═════ MATERIAL TO PROCESS ═════

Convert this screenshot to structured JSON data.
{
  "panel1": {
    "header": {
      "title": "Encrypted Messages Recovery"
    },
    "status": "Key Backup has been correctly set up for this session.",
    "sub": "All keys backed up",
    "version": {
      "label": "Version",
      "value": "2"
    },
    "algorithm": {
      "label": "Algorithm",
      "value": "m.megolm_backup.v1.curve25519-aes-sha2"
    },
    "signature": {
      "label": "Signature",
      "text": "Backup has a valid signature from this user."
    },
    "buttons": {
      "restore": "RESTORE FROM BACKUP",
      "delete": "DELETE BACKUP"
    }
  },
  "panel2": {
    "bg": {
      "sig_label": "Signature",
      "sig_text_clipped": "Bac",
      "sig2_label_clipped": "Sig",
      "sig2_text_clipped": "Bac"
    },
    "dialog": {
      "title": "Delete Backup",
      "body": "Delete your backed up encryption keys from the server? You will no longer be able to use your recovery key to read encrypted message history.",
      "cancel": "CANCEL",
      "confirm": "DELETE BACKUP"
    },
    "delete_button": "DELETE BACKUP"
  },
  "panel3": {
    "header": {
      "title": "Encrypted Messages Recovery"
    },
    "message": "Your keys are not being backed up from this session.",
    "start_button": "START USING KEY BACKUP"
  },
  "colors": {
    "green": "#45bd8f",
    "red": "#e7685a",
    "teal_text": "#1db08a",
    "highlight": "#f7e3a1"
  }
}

═════
═════ MATERIAL TO PROCESS ═════

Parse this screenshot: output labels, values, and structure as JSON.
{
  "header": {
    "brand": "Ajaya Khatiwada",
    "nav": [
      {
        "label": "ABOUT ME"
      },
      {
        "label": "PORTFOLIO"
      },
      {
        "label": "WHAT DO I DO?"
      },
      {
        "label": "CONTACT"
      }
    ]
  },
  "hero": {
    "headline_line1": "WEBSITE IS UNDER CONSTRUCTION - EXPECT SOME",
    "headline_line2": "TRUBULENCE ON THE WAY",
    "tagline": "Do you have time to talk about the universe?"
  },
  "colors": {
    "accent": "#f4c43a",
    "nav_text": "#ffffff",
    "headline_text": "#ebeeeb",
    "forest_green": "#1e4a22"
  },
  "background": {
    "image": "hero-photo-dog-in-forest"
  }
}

═════

INSTRUCTIONS TO FOLLOW → Going through the entries above, report how many lines include the string "JSON". The number alone is the answer.

EXERCISE RESPONSE → 2